Stated task. Lift out all lines below that contain "addresses".

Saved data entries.
▼▼▼
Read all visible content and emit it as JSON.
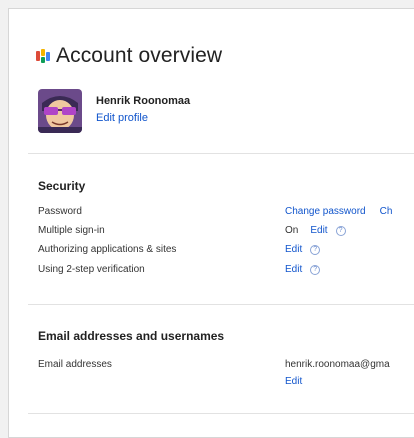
{
  "header": {
    "title": "Account overview"
  },
  "profile": {
    "name": "Henrik Roonomaa",
    "edit_label": "Edit profile"
  },
  "security": {
    "title": "Security",
    "password": {
      "label": "Password",
      "change": "Change password",
      "extra": "Ch"
    },
    "multiple_signin": {
      "label": "Multiple sign-in",
      "status": "On",
      "edit": "Edit"
    },
    "authorizing": {
      "label": "Authorizing applications & sites",
      "edit": "Edit"
    },
    "two_step": {
      "label": "Using 2-step verification",
      "edit": "Edit"
    }
  },
  "emails": {
    "title": "Email addresses and usernames",
    "label": "Email addresses",
    "value": "henrik.roonomaa@gma",
    "edit": "Edit"
  },
  "colors": {
    "link": "#1155cc",
    "background": "#f1f1f1",
    "card": "#ffffff"
  }
}
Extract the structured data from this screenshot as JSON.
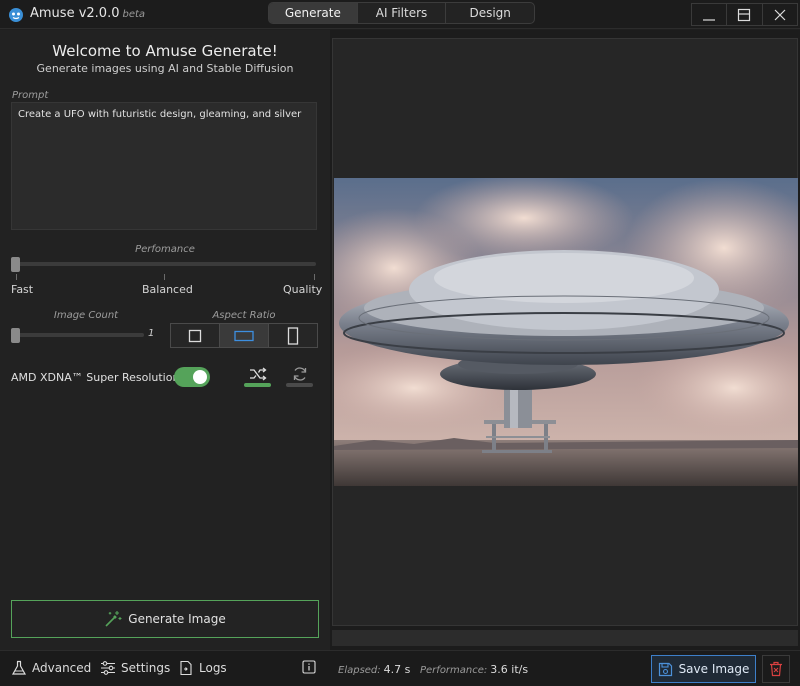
{
  "app": {
    "name": "Amuse v2.0.0",
    "beta": "beta"
  },
  "tabs": [
    {
      "label": "Generate",
      "active": true
    },
    {
      "label": "AI Filters"
    },
    {
      "label": "Design"
    }
  ],
  "window_controls": {
    "minimize": "minimize-icon",
    "maximize": "maximize-icon",
    "close": "close-icon"
  },
  "welcome": {
    "title": "Welcome to Amuse Generate!",
    "subtitle": "Generate images using AI and Stable Diffusion"
  },
  "prompt": {
    "label": "Prompt",
    "value": "Create a UFO with futuristic design, gleaming, and silver"
  },
  "performance": {
    "label": "Perfomance",
    "options": [
      "Fast",
      "Balanced",
      "Quality"
    ],
    "selected": "Fast"
  },
  "image_count": {
    "label": "Image Count",
    "value": "1"
  },
  "aspect_ratio": {
    "label": "Aspect Ratio",
    "options": [
      "square-icon",
      "landscape-icon",
      "portrait-icon"
    ],
    "selected": "landscape-icon"
  },
  "super_resolution": {
    "label": "AMD XDNA™ Super Resolution",
    "enabled": true
  },
  "seed": {
    "random_icon": "shuffle-icon",
    "reuse_icon": "refresh-icon",
    "random_active": true
  },
  "generate": {
    "label": "Generate Image"
  },
  "footer": {
    "advanced": "Advanced",
    "settings": "Settings",
    "logs": "Logs",
    "elapsed_label": "Elapsed:",
    "elapsed_value": "4.7 s",
    "performance_label": "Performance:",
    "performance_value": "3.6 it/s",
    "save": "Save Image"
  },
  "colors": {
    "accent_green": "#55a35a",
    "accent_blue": "#3d7fc9",
    "delete_red": "#d94040",
    "background": "#1f1f1f"
  }
}
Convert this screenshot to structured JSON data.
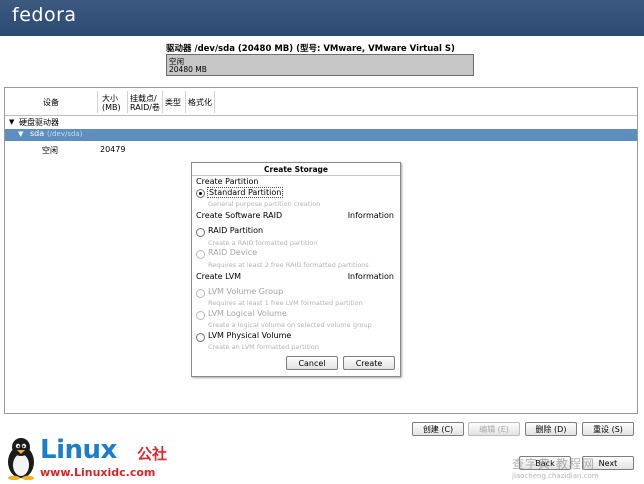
{
  "brand": {
    "os_logo": "fedora",
    "site_cn": "公社",
    "site_name": "Linux",
    "site_url": "www.Linuxidc.com"
  },
  "disk": {
    "title": "驱动器 /dev/sda (20480 MB) (型号: VMware, VMware Virtual S)",
    "bar_label": "空闲",
    "bar_size": "20480 MB"
  },
  "table": {
    "columns": [
      "设备",
      "大小\n(MB)",
      "挂载点/\nRAID/卷",
      "类型",
      "格式化"
    ],
    "rows": {
      "group_label": "硬盘驱动器",
      "disk_name": "sda",
      "disk_path": "(/dev/sda)",
      "free_label": "空闲",
      "free_size": "20479"
    }
  },
  "dialog": {
    "title": "Create Storage",
    "section_partition": "Create Partition",
    "standard_partition": "Standard Partition",
    "standard_partition_desc": "General purpose partition creation",
    "section_raid": "Create Software RAID",
    "raid_info": "Information",
    "raid_partition": "RAID Partition",
    "raid_partition_desc": "Create a RAID formatted partition",
    "raid_device": "RAID Device",
    "raid_device_desc": "Requires at least 2 free RAID formatted partitions",
    "section_lvm": "Create LVM",
    "lvm_info": "Information",
    "lvm_group": "LVM Volume Group",
    "lvm_group_desc": "Requires at least 1 free LVM formatted partition",
    "lvm_logical": "LVM Logical Volume",
    "lvm_logical_desc": "Create a logical volume on selected volume group",
    "lvm_physical": "LVM Physical Volume",
    "lvm_physical_desc": "Create an LVM formatted partition",
    "cancel_label": "Cancel",
    "create_label": "Create",
    "selected_option": "Standard Partition"
  },
  "actions": {
    "create": "创建 (C)",
    "edit": "编辑 (E)",
    "delete": "删除 (D)",
    "reset": "重设 (S)",
    "back": "Back",
    "next": "Next"
  },
  "watermark": {
    "text": "查字典 教程网",
    "url": "jiaocheng.chazidian.com"
  },
  "colors": {
    "header_band": "#2f4f78",
    "selected_row": "#5e8ebf",
    "disk_bar": "#c7c7c7",
    "brand_blue": "#1a7ec8",
    "brand_red": "#e8262b"
  }
}
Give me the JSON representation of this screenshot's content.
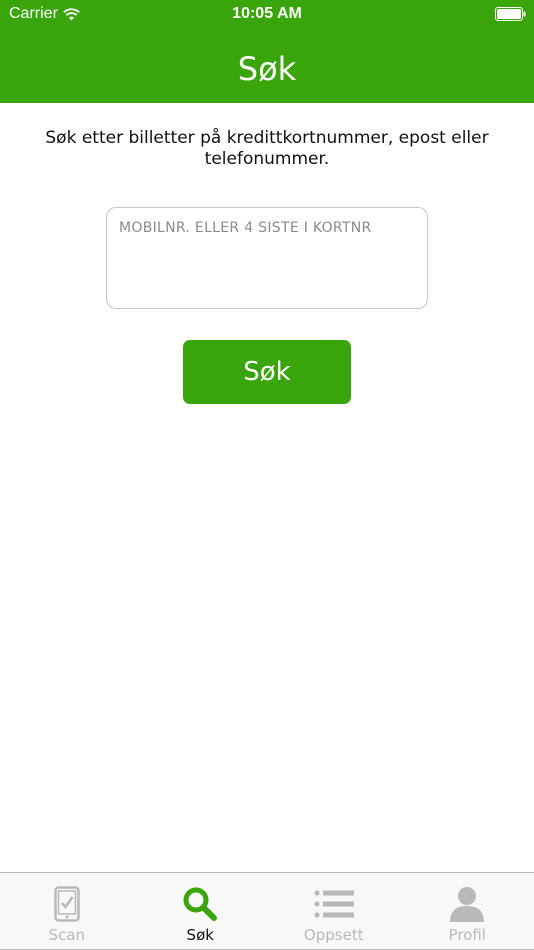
{
  "status_bar": {
    "carrier": "Carrier",
    "time": "10:05 AM"
  },
  "nav": {
    "title": "Søk"
  },
  "search": {
    "instructions": "Søk etter billetter på kredittkortnummer, epost eller telefonummer.",
    "placeholder": "MOBILNR. ELLER 4 SISTE I KORTNR",
    "value": "",
    "button_label": "Søk"
  },
  "tab_bar": {
    "active_tab": "Søk",
    "items": [
      {
        "label": "Scan",
        "icon": "phone-check-icon"
      },
      {
        "label": "Søk",
        "icon": "magnifier-icon"
      },
      {
        "label": "Oppsett",
        "icon": "list-icon"
      },
      {
        "label": "Profil",
        "icon": "person-icon"
      }
    ]
  },
  "colors": {
    "accent": "#3aa50a",
    "tab_inactive": "#b9b9b9",
    "tab_active_label": "#111111"
  }
}
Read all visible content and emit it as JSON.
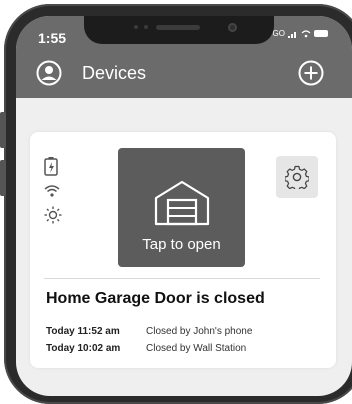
{
  "status_bar": {
    "time": "1:55",
    "carrier": "GO"
  },
  "header": {
    "title": "Devices",
    "profile_icon": "profile-icon",
    "add_icon": "plus-circle-icon"
  },
  "device_card": {
    "status_icons": [
      "battery-charging-icon",
      "wifi-icon",
      "sun-icon"
    ],
    "open_button": {
      "icon": "garage-door-icon",
      "label": "Tap to open"
    },
    "settings_icon": "gear-icon",
    "status_title": "Home Garage Door is closed",
    "history": [
      {
        "time": "Today 11:52 am",
        "event": "Closed by John's phone"
      },
      {
        "time": "Today 10:02 am",
        "event": "Closed by Wall Station"
      }
    ]
  }
}
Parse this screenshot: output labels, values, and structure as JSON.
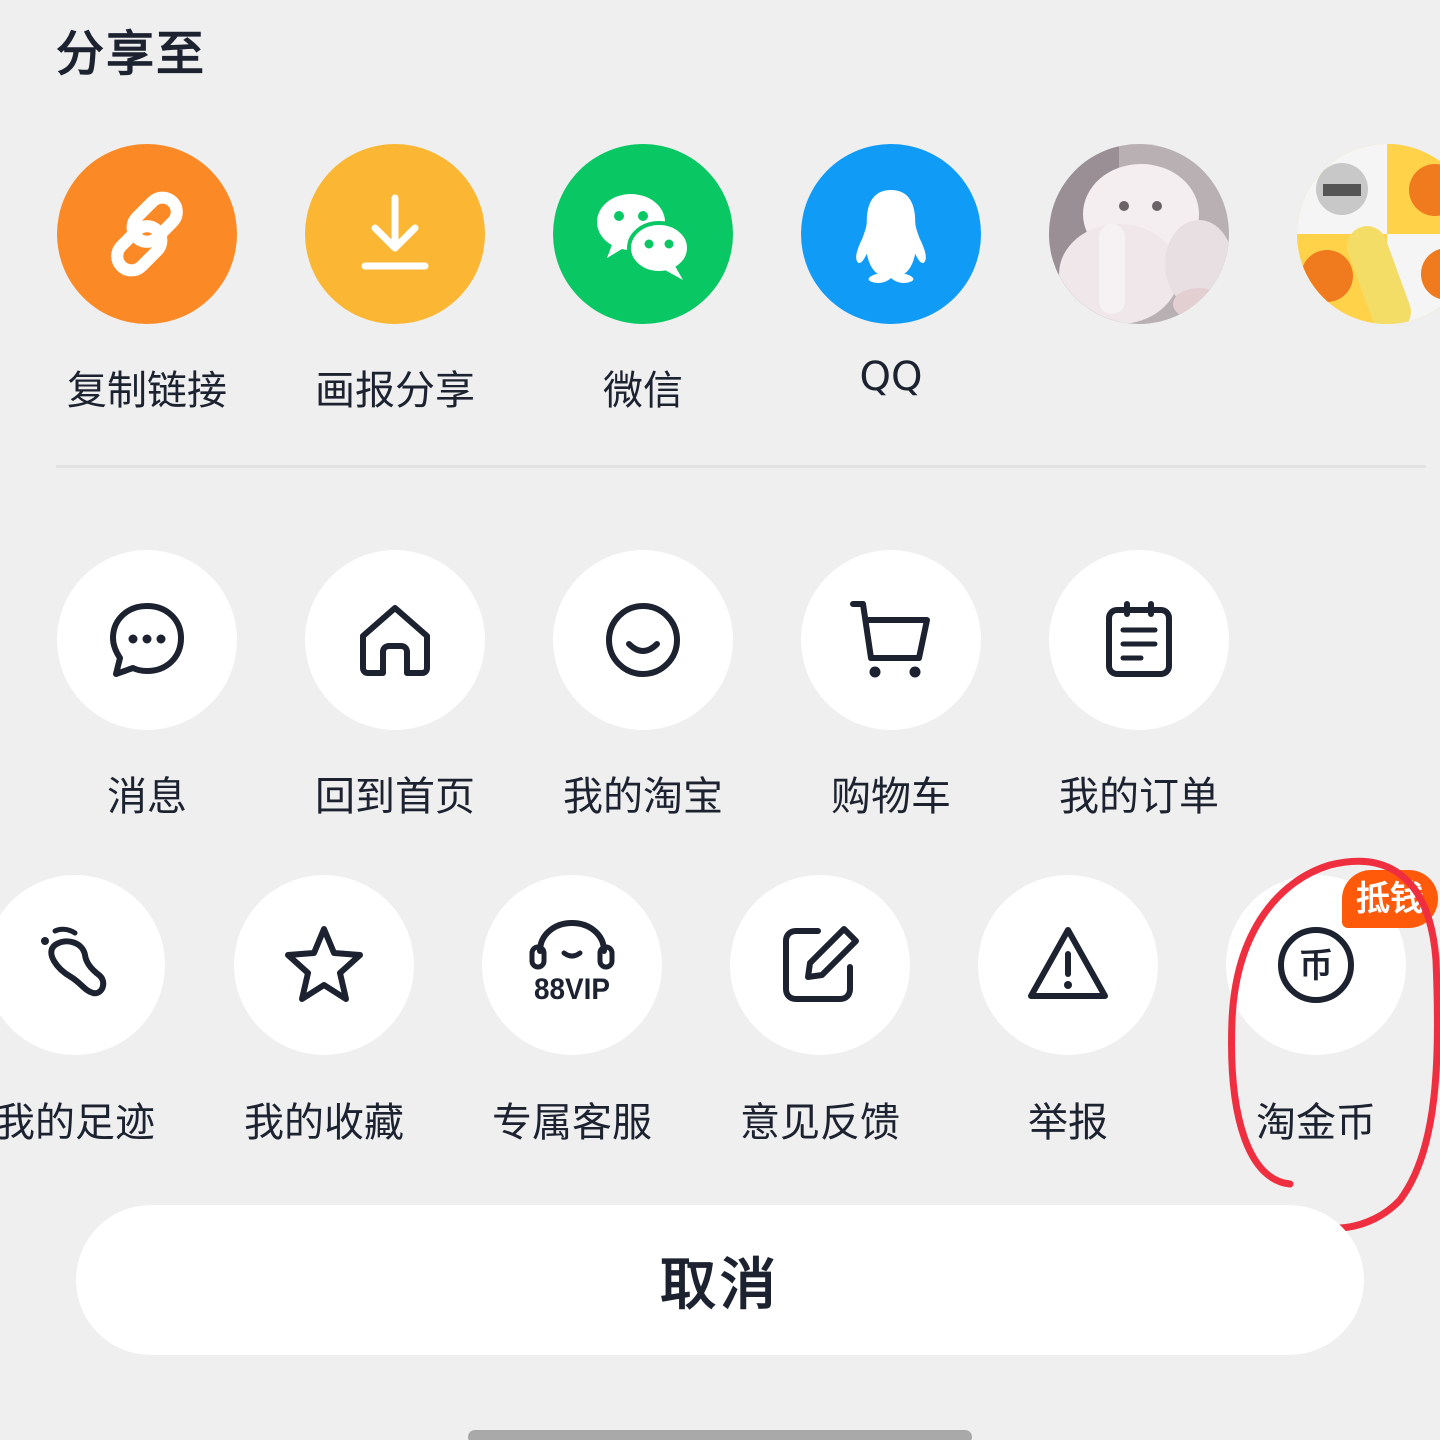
{
  "share_title": "分享至",
  "share_targets": [
    {
      "label": "复制链接",
      "icon": "link-icon",
      "color": "#fb8a26"
    },
    {
      "label": "画报分享",
      "icon": "download-icon",
      "color": "#fbb733"
    },
    {
      "label": "微信",
      "icon": "wechat-icon",
      "color": "#09c864"
    },
    {
      "label": "QQ",
      "icon": "qq-penguin-icon",
      "color": "#0f9bf6"
    },
    {
      "label": "",
      "icon": "contact-avatar-cat"
    },
    {
      "label": "",
      "icon": "contact-avatar-cartoon"
    }
  ],
  "menu_row1": [
    {
      "label": "消息",
      "icon": "message-icon"
    },
    {
      "label": "回到首页",
      "icon": "home-icon"
    },
    {
      "label": "我的淘宝",
      "icon": "smile-icon"
    },
    {
      "label": "购物车",
      "icon": "cart-icon"
    },
    {
      "label": "我的订单",
      "icon": "order-icon"
    }
  ],
  "menu_row2": [
    {
      "label": "我的足迹",
      "icon": "footprint-icon"
    },
    {
      "label": "我的收藏",
      "icon": "star-icon"
    },
    {
      "label": "专属客服",
      "icon": "88vip-headset-icon",
      "icon_text": "88VIP"
    },
    {
      "label": "意见反馈",
      "icon": "edit-icon"
    },
    {
      "label": "举报",
      "icon": "warning-icon"
    },
    {
      "label": "淘金币",
      "icon": "coin-icon",
      "icon_text": "币",
      "badge": "抵钱"
    }
  ],
  "cancel_label": "取消",
  "colors": {
    "background": "#efefef",
    "text": "#1c2230",
    "badge": "#ff5a0a",
    "annotation": "#ef2f3f"
  }
}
▲▲▲
Answer to the exercise.
    "title": "Email addresses and usernames",
    "label": "Email addresses",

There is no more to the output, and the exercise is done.